SET EXERCISE. Examine the entries below, count the lines holding the string "debe", and respond with the number only.

=-=-=

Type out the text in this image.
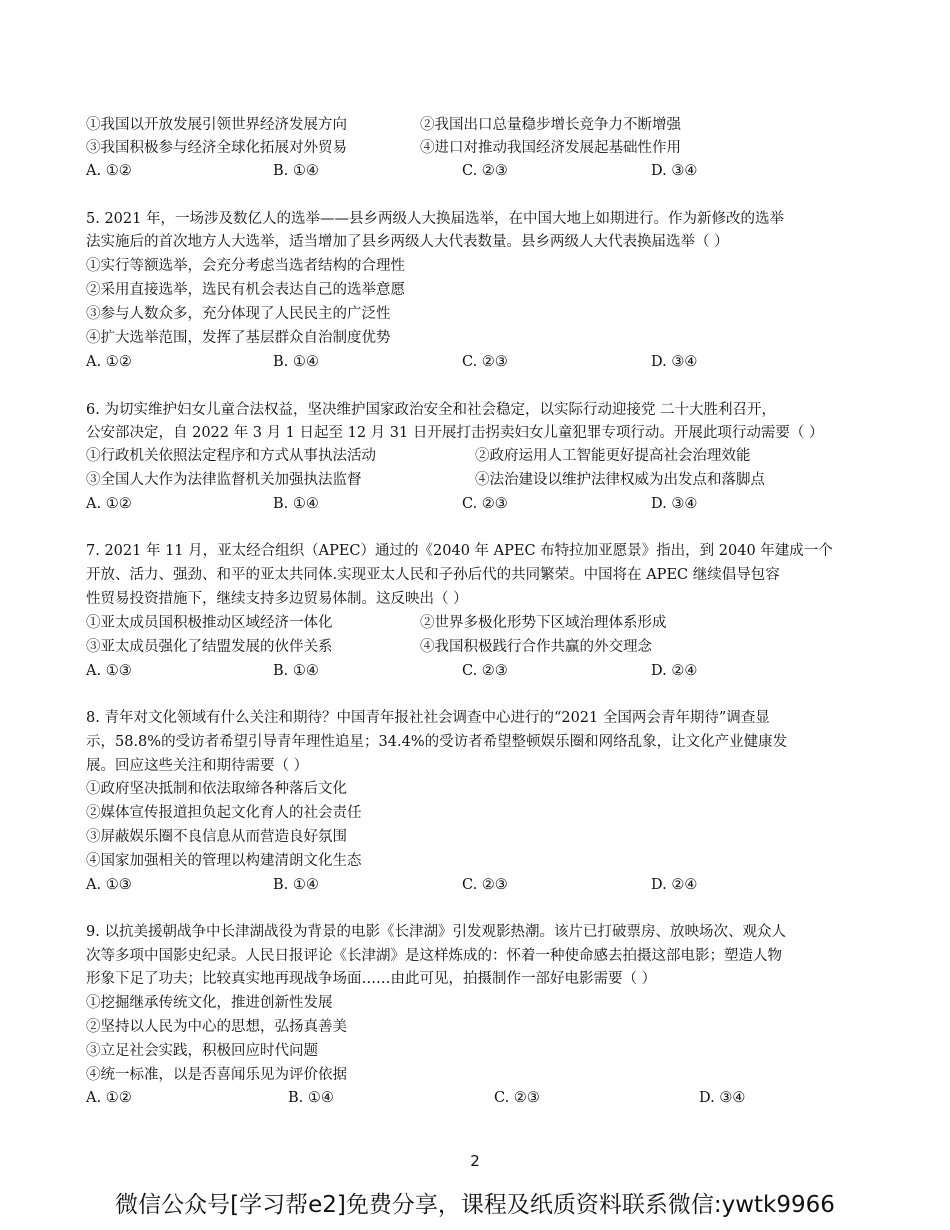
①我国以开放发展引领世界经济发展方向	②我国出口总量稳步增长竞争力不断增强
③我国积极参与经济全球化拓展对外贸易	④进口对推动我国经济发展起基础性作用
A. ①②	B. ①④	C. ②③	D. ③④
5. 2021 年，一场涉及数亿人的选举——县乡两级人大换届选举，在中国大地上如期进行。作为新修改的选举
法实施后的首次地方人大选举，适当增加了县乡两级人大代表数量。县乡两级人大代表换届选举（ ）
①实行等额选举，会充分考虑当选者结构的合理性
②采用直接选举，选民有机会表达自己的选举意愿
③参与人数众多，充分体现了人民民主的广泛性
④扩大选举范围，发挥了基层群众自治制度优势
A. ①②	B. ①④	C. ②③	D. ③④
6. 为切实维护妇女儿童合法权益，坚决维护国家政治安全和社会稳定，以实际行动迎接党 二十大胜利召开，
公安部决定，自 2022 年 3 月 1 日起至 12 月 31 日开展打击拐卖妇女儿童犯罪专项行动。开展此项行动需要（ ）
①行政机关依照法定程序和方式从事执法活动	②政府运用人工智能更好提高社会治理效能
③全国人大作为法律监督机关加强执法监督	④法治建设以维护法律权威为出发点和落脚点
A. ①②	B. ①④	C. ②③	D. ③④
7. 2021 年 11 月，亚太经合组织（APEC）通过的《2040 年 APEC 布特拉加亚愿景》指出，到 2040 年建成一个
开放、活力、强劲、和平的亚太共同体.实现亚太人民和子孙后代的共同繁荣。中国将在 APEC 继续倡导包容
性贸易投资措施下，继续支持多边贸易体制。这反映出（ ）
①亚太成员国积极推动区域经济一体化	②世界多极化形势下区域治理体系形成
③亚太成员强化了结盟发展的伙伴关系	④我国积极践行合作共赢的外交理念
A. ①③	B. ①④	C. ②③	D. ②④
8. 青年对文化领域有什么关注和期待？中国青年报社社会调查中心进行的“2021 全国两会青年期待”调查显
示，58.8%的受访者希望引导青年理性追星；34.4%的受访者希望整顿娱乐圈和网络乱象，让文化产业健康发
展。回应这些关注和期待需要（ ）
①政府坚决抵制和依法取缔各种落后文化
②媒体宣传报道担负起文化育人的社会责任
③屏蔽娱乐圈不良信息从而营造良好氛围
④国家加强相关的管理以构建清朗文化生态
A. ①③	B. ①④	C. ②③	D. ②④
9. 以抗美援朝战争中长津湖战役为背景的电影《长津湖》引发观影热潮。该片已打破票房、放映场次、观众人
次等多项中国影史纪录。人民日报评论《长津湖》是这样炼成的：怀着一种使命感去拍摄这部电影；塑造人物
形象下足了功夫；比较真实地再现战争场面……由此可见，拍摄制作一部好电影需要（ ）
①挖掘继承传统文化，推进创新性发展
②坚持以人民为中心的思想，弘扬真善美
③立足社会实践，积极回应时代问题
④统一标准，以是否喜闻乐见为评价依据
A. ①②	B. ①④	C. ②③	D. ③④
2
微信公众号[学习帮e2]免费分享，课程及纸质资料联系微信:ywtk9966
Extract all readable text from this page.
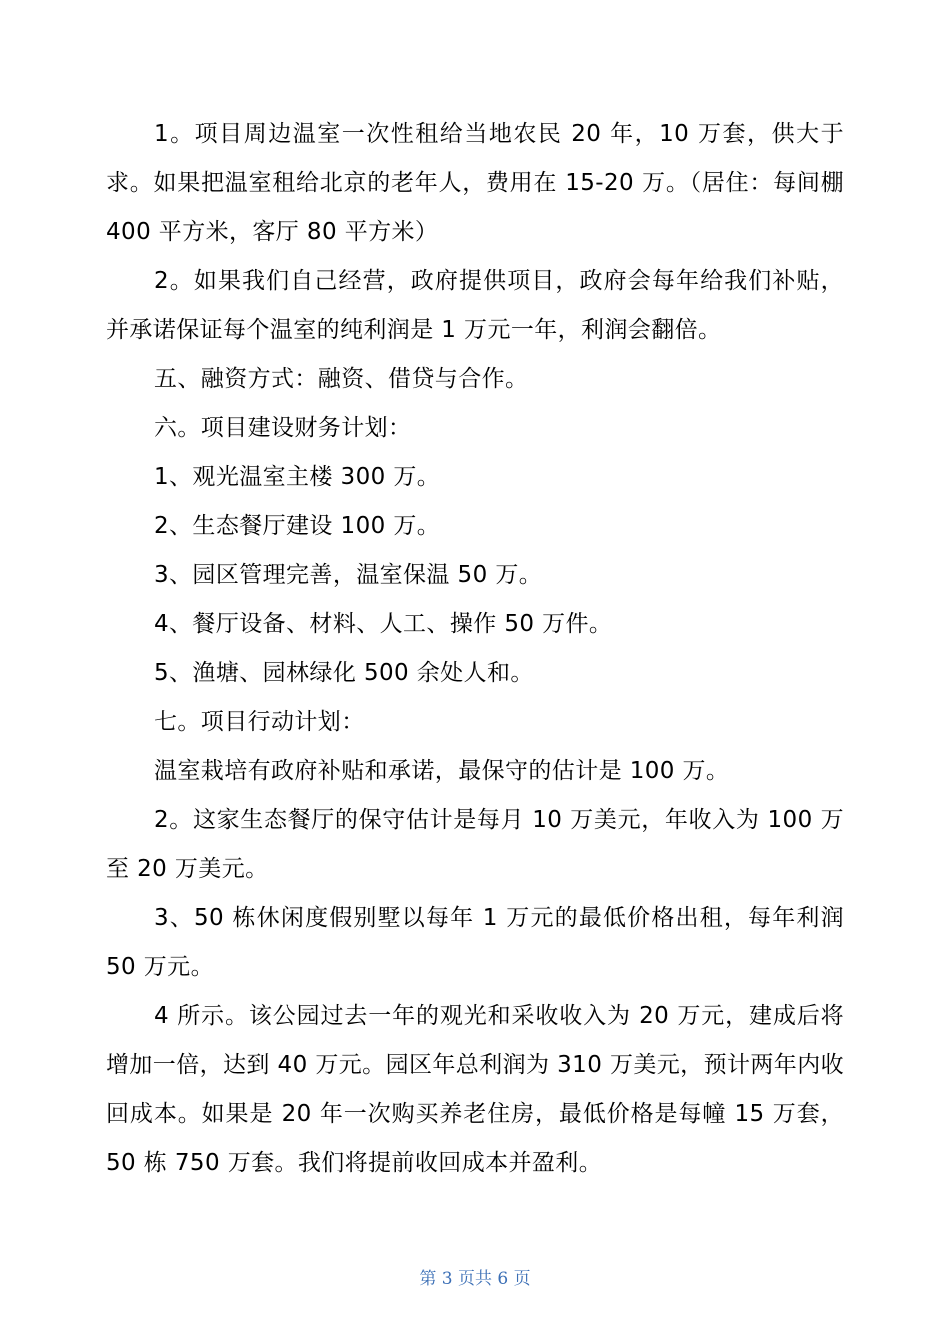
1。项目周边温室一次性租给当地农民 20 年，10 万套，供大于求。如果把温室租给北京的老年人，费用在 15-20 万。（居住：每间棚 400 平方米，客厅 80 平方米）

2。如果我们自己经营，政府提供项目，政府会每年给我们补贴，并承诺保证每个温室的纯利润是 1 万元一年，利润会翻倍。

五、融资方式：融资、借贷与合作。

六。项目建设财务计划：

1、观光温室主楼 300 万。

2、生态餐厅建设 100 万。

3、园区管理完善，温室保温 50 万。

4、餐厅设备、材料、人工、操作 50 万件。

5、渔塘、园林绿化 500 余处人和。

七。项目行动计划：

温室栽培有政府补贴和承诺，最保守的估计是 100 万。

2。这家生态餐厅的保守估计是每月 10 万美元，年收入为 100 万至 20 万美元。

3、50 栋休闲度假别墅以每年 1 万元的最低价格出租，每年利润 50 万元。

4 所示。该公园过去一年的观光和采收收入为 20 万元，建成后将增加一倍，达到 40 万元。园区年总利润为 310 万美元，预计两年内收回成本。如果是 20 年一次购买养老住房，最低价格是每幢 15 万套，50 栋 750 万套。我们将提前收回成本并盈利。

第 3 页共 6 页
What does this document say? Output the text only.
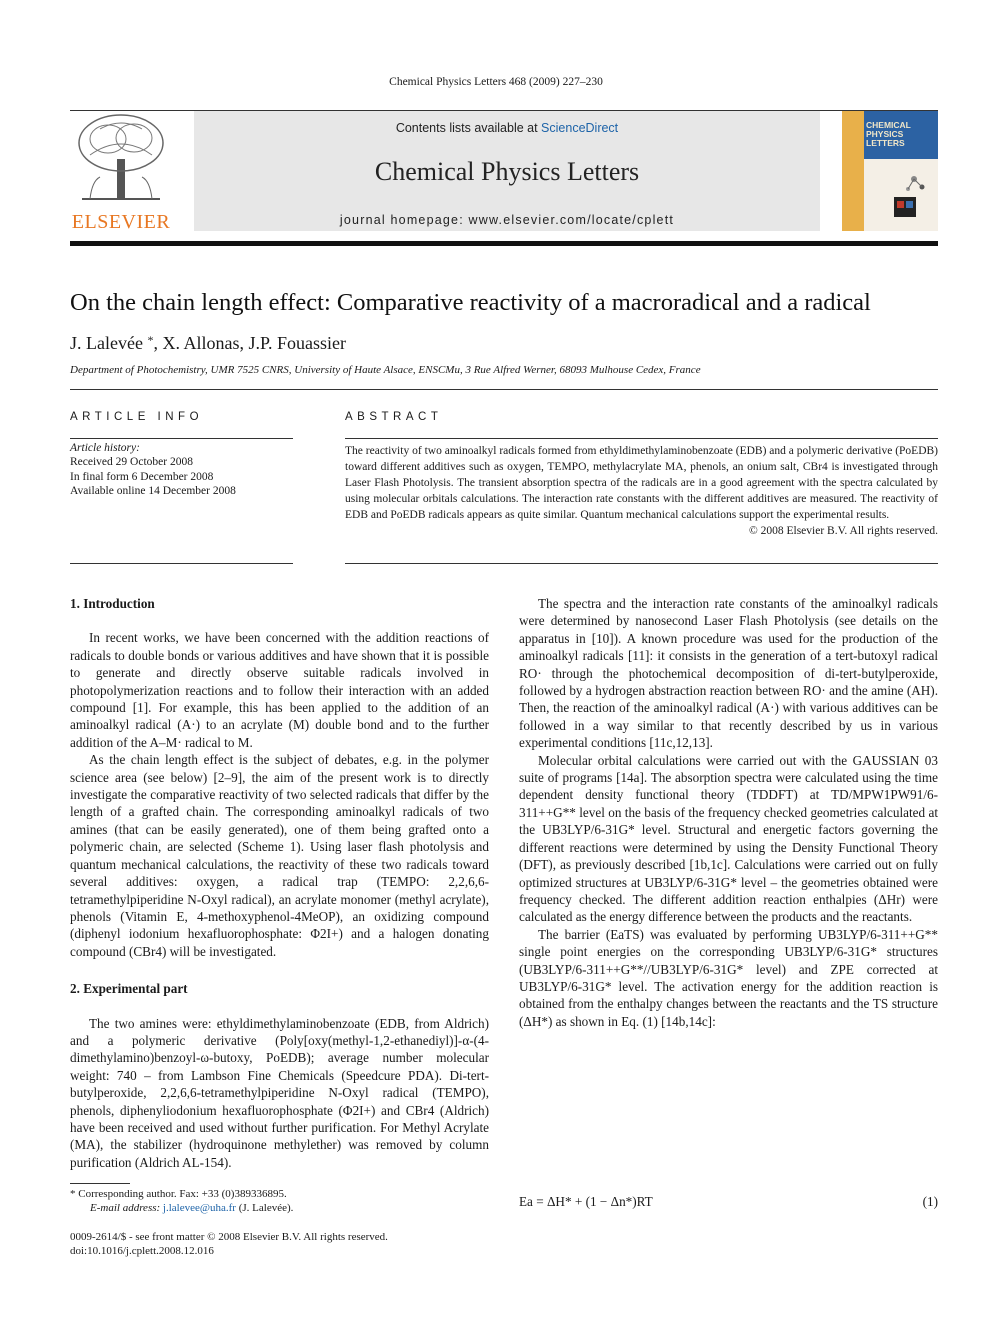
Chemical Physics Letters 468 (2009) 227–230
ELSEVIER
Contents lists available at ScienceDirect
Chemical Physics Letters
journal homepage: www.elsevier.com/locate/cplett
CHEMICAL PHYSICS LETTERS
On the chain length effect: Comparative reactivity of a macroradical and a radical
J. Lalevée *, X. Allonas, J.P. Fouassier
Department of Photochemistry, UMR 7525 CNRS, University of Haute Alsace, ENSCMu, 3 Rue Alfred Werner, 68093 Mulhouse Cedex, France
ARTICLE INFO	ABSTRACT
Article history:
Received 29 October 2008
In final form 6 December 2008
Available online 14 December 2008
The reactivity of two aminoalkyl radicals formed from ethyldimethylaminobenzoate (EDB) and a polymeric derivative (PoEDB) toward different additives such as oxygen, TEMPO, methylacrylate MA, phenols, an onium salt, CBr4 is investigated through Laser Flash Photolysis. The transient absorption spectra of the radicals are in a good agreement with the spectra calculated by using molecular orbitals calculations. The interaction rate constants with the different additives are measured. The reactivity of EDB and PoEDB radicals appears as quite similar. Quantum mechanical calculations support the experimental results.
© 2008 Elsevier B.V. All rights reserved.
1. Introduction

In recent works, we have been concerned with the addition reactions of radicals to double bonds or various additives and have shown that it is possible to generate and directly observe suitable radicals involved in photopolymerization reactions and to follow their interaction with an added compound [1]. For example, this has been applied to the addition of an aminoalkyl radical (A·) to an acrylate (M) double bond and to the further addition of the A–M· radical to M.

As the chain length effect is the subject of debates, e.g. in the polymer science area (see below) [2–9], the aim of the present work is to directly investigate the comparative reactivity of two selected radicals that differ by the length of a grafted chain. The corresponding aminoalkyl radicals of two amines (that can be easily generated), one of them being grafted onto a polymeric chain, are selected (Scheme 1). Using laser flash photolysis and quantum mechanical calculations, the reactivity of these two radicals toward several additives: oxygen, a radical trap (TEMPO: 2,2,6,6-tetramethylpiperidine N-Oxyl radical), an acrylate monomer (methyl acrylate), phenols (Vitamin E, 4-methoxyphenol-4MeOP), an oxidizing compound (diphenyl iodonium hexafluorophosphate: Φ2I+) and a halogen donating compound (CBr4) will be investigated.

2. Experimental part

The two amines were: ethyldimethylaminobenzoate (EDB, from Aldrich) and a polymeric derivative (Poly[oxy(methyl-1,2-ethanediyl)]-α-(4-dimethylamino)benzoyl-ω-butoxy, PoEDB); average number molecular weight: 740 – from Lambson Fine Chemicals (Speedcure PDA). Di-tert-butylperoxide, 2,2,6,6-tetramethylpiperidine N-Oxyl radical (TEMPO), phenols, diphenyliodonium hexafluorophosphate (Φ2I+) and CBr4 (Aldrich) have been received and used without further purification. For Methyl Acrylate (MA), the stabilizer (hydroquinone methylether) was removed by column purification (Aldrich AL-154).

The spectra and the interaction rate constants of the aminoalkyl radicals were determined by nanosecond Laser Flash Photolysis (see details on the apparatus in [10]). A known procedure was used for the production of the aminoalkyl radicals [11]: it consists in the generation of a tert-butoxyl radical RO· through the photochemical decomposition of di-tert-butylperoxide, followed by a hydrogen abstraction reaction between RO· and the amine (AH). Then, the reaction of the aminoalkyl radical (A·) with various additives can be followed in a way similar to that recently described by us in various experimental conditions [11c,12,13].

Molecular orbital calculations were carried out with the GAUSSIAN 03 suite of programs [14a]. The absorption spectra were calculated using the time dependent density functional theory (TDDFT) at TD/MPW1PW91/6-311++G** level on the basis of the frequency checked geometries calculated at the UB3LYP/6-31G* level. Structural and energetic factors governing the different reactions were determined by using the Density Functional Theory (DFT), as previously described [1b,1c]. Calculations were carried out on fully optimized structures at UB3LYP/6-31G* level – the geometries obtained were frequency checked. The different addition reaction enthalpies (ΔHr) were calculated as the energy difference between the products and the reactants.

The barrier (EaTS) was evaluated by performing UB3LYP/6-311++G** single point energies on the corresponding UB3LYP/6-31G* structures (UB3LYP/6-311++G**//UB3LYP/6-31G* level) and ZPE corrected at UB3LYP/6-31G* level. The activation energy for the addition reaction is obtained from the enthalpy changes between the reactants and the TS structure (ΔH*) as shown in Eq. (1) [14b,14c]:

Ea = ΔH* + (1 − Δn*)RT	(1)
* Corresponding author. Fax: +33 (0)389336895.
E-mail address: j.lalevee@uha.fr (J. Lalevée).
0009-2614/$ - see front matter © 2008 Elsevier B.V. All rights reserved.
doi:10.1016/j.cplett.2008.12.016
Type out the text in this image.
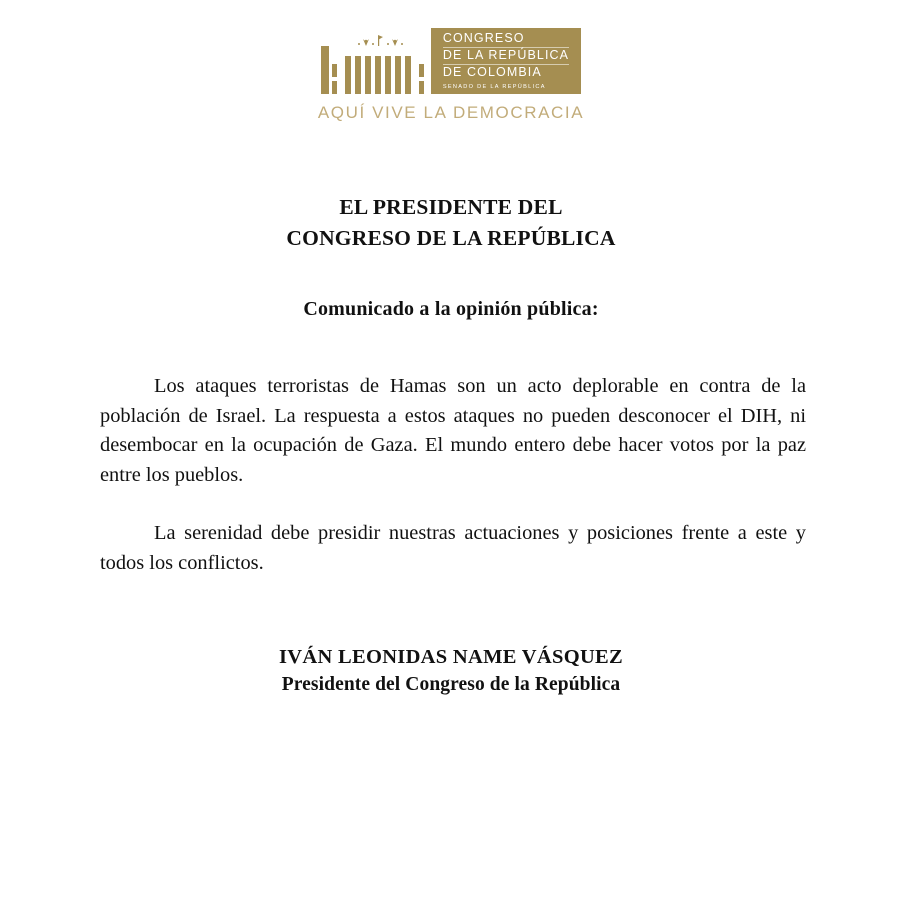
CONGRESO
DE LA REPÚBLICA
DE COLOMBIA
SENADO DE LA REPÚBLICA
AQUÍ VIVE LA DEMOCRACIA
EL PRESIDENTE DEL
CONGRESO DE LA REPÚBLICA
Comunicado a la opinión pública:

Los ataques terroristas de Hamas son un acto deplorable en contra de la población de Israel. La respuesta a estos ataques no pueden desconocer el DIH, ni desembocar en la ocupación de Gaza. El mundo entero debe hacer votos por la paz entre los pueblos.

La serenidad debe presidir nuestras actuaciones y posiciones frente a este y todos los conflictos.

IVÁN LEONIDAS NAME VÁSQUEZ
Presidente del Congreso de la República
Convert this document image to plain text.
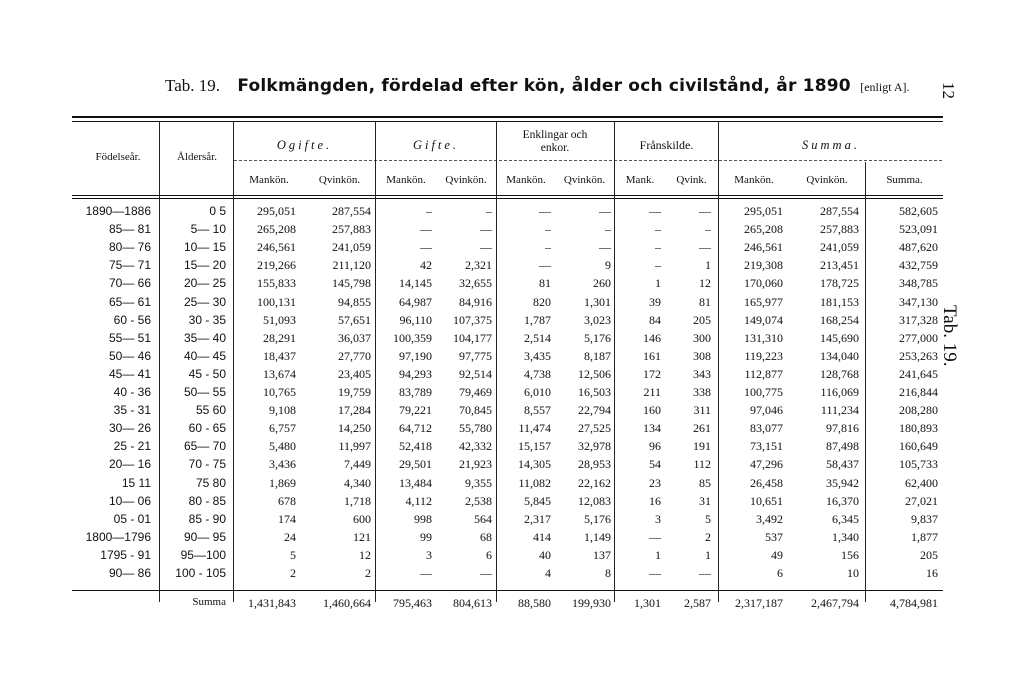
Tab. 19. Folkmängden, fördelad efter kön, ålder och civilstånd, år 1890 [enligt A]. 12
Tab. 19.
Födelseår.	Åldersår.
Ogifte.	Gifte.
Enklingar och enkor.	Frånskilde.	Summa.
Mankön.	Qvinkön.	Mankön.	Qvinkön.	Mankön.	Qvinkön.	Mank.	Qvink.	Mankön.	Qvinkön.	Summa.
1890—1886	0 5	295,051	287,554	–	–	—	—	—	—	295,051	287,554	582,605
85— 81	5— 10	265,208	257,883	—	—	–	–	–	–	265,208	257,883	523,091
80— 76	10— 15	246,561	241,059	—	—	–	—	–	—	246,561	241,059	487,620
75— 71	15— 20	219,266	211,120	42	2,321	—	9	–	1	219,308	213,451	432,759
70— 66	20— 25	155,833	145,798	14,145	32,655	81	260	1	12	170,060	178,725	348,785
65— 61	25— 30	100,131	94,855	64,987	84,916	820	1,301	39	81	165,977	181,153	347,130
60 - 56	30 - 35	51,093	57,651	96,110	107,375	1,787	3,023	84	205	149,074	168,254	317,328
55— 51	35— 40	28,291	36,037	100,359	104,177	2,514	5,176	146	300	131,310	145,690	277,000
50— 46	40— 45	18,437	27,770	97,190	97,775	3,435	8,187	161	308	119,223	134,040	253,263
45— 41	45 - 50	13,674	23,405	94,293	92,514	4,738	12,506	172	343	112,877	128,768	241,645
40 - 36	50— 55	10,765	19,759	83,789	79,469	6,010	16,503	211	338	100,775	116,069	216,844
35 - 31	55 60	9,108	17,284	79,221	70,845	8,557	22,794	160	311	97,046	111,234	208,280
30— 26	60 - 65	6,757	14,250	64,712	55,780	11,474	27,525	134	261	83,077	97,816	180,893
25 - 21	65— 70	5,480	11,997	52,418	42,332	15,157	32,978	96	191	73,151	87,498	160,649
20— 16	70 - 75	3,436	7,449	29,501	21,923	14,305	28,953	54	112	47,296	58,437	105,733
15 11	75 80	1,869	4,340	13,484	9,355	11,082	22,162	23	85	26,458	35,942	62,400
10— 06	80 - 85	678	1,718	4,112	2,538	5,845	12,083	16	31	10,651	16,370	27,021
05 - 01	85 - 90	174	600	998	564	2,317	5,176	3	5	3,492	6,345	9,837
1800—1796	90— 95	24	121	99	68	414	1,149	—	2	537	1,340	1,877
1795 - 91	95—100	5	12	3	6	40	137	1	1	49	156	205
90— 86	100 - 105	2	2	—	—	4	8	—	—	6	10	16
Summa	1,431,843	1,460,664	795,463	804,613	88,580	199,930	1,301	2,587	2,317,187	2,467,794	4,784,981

=-=-=

THE COMPLETED TASK. 2